>>

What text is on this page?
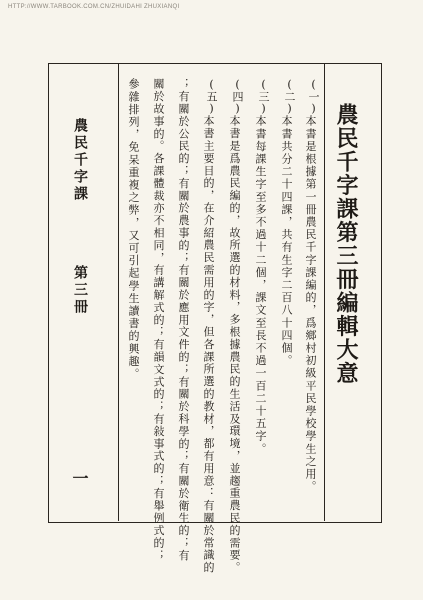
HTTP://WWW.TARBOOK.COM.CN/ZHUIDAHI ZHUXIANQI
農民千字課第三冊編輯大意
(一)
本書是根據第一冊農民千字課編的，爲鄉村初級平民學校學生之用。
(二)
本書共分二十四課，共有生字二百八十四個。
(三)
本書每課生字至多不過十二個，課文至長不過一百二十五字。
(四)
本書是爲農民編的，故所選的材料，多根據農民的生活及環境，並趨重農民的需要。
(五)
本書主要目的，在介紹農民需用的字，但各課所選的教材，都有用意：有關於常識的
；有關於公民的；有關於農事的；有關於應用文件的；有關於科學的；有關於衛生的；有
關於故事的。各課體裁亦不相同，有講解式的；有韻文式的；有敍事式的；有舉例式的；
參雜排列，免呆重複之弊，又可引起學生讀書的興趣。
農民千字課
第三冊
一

<<

▶ _INSTRUCTION_
Copy the listing exactly. Any image in it stays out of the copy.

▶ _REPLY TO THE TASK_
What text is on this page?
HTTP://WWW.TARBOOK.COM.CN/ZHUIDAHI ZHUXIANQI
農民千字課第三冊編輯大意
(一)
本書是根據第一冊農民千字課編的，爲鄉村初級平民學校學生之用。
(二)
本書共分二十四課，共有生字二百八十四個。
(三)
本書每課生字至多不過十二個，課文至長不過一百二十五字。
(四)
本書是爲農民編的，故所選的材料，多根據農民的生活及環境，並趨重農民的需要。
(五)
本書主要目的，在介紹農民需用的字，但各課所選的教材，都有用意：有關於常識的
；有關於公民的；有關於農事的；有關於應用文件的；有關於科學的；有關於衛生的；有
關於故事的。各課體裁亦不相同，有講解式的；有韻文式的；有敍事式的；有舉例式的；
參雜排列，免呆重複之弊，又可引起學生讀書的興趣。
農民千字課
第三冊
一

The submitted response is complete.